_RECORDS SUPPLIED_
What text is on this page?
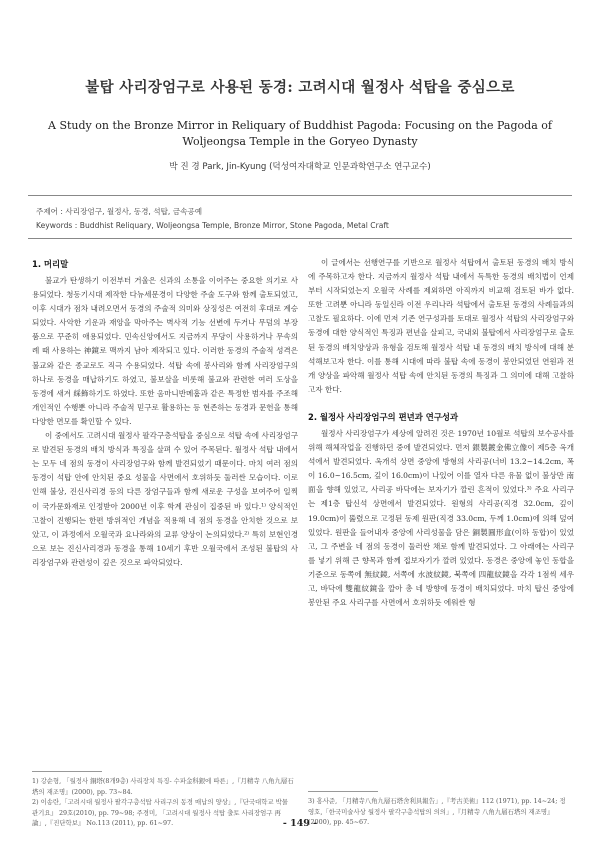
불탑 사리장엄구로 사용된 동경: 고려시대 월정사 석탑을 중심으로
A Study on the Bronze Mirror in Reliquary of Buddhist Pagoda: Focusing on the Pagoda of Woljeongsa Temple in the Goryeo Dynasty
박 진 경 Park, Jin-Kyung (덕성여자대학교 인문과학연구소 연구교수)
주제어 : 사리장엄구, 월정사, 동경, 석탑, 금속공예
Keywords : Buddhist Reliquary, Woljeongsa Temple, Bronze Mirror, Stone Pagoda, Metal Craft
1. 머리말

불교가 탄생하기 이전부터 거울은 신과의 소통을 이어주는 중요한 의기로 사용되었다. 청동기시대 제작한 다뉴세문경이 다양한 주술 도구와 함께 출토되었고, 이후 시대가 점차 내려오면서 동경의 주술적 의미와 상징성은 여전히 후대로 계승되었다. 사악한 기운과 재앙을 막아주는 벽사적 기능 선변에 두거나 무덤의 부장품으로 꾸준히 애용되었다. 민속신앙에서도 지금까지 무당이 사용하거나 무속의례 때 사용하는 神鏡로 맥까지 남아 제작되고 있다. 이러한 동경의 주술적 성격은 불교와 같은 종교로도 직극 수용되었다. 석탑 속에 봉사리와 함께 사리장엄구의 하나로 동경을 매납하기도 하였고, 불보살을 비롯해 불교와 관련한 여러 도상을 동경에 새겨 綵飾하기도 하였다. 또한 옴마니반메훔과 같은 특정한 범자를 주조해 개인적인 수행뿐 아니라 주술적 믿구로 활용하는 등 현존하는 동경과 문헌을 통해 다양한 면모를 확인할 수 있다.

이 중에서도 고려시대 월정사 팔각구층석탑을 중심으로 석탑 속에 사리장엄구로 발견된 동경의 배치 방식과 특징을 살펴 수 있어 주목된다. 월정사 석탑 내에서는 모두 네 점의 동경이 사리장엄구와 함께 발견되었기 때문이다. 마치 여러 점의 동경이 석탑 안에 안치된 중요 성물을 사면에서 호위하듯 둘러싼 모습이다. 이로 인해 불상, 진신사리경 등의 다른 장엄구들과 함께 새로운 구성을 보여주어 일찍이 국가문화재로 인정받아 2000년 이후 학계 관심이 집중된 바 있다.¹⁾ 양식적인 고찰이 진행되는 한편 방위적인 개념을 적용해 네 점의 동경을 안치한 것으로 보았고, 이 과정에서 오월국과 요나라와의 교류 양상이 논의되었다.²⁾ 특히 보현인경으로 보는 진신사리경과 동경을 통해 10세기 후반 오월국에서 조성된 불탑의 사리장엄구와 관련성이 깊은 것으로 파악되었다.

이 글에서는 선행연구를 기반으로 월정사 석탑에서 출토된 동경의 배치 방식에 주목하고자 한다. 지금까지 월정사 석탑 내에서 독특한 동경의 배치법이 언제부터 시작되었는지 오월국 사례를 제외하면 아직까지 비교해 검토된 바가 없다. 또한 고려뿐 아니라 동일신라 이전 우리나라 석탑에서 출토된 동경의 사례들과의 고찰도 필요하다. 이에 먼저 기존 연구성과를 토대로 월정사 석탑의 사리장엄구와 동경에 대한 양식적인 특징과 편년을 살피고, 국내외 불탑에서 사리장엄구로 출토된 동경의 배치양상과 유형을 검토해 월정사 석탑 내 동경의 배치 방식에 대해 분석해보고자 한다. 이를 통해 시대에 따라 불탑 속에 동경이 봉안되었던 연원과 전개 양상을 파악해 월정사 석탑 속에 안치된 동경의 특징과 그 의미에 대해 고찰하고자 한다.

2. 월정사 사리장엄구의 편년과 연구성과

월정사 사리장엄구가 세상에 알려진 것은 1970년 10월로 석탑의 보수공사를 위해 해체작업을 진행하던 중에 발견되었다. 먼저 銀製鍍金佛立像이 제5층 옥개석에서 발견되었다. 옥개석 상면 중앙에 방형의 사리공(너비 13.2~14.2cm, 폭이 16.0~16.5cm, 깊이 16.0cm)이 나있어 이를 열자 다른 유물 없이 불상만 南面을 향해 있었고, 사리공 바닥에는 보자기가 깔린 흔적이 있었다.³⁾ 주요 사리구는 제1층 탑신석 상면에서 발견되었다. 원형의 사리공(직경 32.0cm, 깊이 19.0cm)이 뚫렸으로 고정된 동제 원판(직경 33.0cm, 두께 1.0cm)에 의해 덮여 있었다. 원판을 들어내자 중앙에 사리성물을 담은 銅製圓形盒(이하 동합)이 있었고, 그 주변을 네 점의 동경이 둘러싼 채로 함께 발견되었다. 그 아래에는 사리구를 넣기 위해 큰 향목과 함께 접보자기가 깔려 있었다. 동경은 중앙에 놓인 동합을 기준으로 동쪽에 無紋鏡, 서쪽에 水波紋鏡, 북쪽에 四龍紋鏡을 각각 1점씩 세우고, 바닥에 雙龍紋鏡을 깔아 총 네 방향에 동경이 배치되었다. 마치 탑신 중앙에 봉안된 주요 사리구를 사면에서 호위하듯 에워싼 형

1) 강순형, 「월정사 銅塔(8개9층) 사리장치 특징- 수파金科銀에 따른」,『月精寺 八角九層石塔의 재조명』(2000), pp. 73~84.
2) 이송란,「고려시대 월정사 팔각구층석탑 사리구의 동경 매납의 양상」,『단국대학교 박물관기요』 29호(2010), pp. 79~98; 주경미, 「고려시대 월정사 석탑 출토 사리장엄구 再論」,『진단학보』 No.113 (2011), pp. 61~97.
3) 홍사준, 「月精寺八角九層石塔舍利具報告」,『考古美術』112 (1971), pp. 14~24; 정영호,「한국미술사상 월정사 팔각구층석탑의 의의」,『月精寺 八角九層石塔의 재조명』(2000), pp. 45~67.
- 149 -
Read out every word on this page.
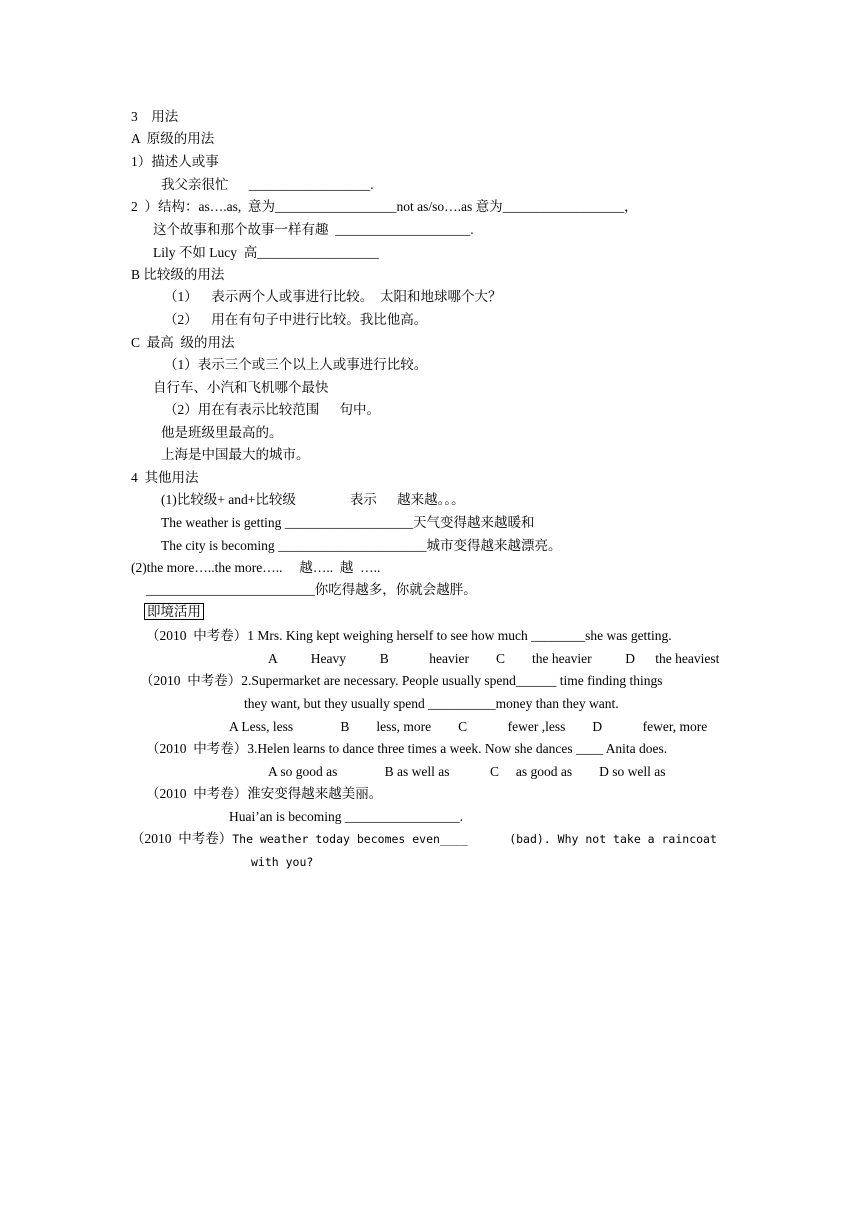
3    用法
A  原级的用法
1）描述人或事
我父亲很忙      __________________.
2  ）结构：as….as,  意为__________________not as/so….as 意为__________________，
这个故事和那个故事一样有趣  ____________________.
Lily 不如 Lucy  高__________________
B 比较级的用法
（1）    表示两个人或事进行比较。  太阳和地球哪个大？
（2）    用在有句子中进行比较。我比他高。
C  最高  级的用法
（1）表示三个或三个以上人或事进行比较。
自行车、小汽和飞机哪个最快
（2）用在有表示比较范围      句中。
他是班级里最高的。
上海是中国最大的城市。
4  其他用法
(1)比较级+ and+比较级                表示      越来越。。。
The weather is getting ___________________天气变得越来越暖和
The city is becoming ______________________城市变得越来越漂亮。
(2)the more…..the more…..     越…..  越  …..
_________________________你吃得越多，你就会越胖。
即境活用
（2010  中考卷）1 Mrs. King kept weighing herself to see how much ________she was getting.
A          Heavy          B            heavier        C        the heavier          D      the heaviest
（2010  中考卷）2.Supermarket are necessary. People usually spend______ time finding things
they want, but they usually spend __________money than they want.
A Less, less              B        less, more        C            fewer ,less        D            fewer, more
（2010  中考卷）3.Helen learns to dance three times a week. Now she dances ____ Anita does.
A so good as              B as well as            C     as good as        D so well as
（2010  中考卷）淮安变得越来越美丽。
Huai’an is becoming _________________.
（2010  中考卷）The weather today becomes even____      (bad). Why not take a raincoat
with you?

_TO BE DONE_
Exclude all pictures and reproduce verbatim the lines running from the line that contains "Read out every word on this page." to the end of the data above, both ends included.

_ANSWER TO THE EXERCISE_
Read out every word on this page.
3    用法
A  原级的用法
1）描述人或事
我父亲很忙      __________________.
2  ）结构：as….as,  意为__________________not as/so….as 意为__________________，
这个故事和那个故事一样有趣  ____________________.
Lily 不如 Lucy  高__________________
B 比较级的用法
（1）    表示两个人或事进行比较。  太阳和地球哪个大？
（2）    用在有句子中进行比较。我比他高。
C  最高  级的用法
（1）表示三个或三个以上人或事进行比较。
自行车、小汽和飞机哪个最快
（2）用在有表示比较范围      句中。
他是班级里最高的。
上海是中国最大的城市。
4  其他用法
(1)比较级+ and+比较级                表示      越来越。。。
The weather is getting ___________________天气变得越来越暖和
The city is becoming ______________________城市变得越来越漂亮。
(2)the more…..the more…..     越…..  越  …..
_________________________你吃得越多，你就会越胖。
即境活用
（2010  中考卷）1 Mrs. King kept weighing herself to see how much ________she was getting.
A          Heavy          B            heavier        C        the heavier          D      the heaviest
（2010  中考卷）2.Supermarket are necessary. People usually spend______ time finding things
they want, but they usually spend __________money than they want.
A Less, less              B        less, more        C            fewer ,less        D            fewer, more
（2010  中考卷）3.Helen learns to dance three times a week. Now she dances ____ Anita does.
A so good as              B as well as            C     as good as        D so well as
（2010  中考卷）淮安变得越来越美丽。
Huai’an is becoming _________________.
（2010  中考卷）The weather today becomes even____      (bad). Why not take a raincoat
with you?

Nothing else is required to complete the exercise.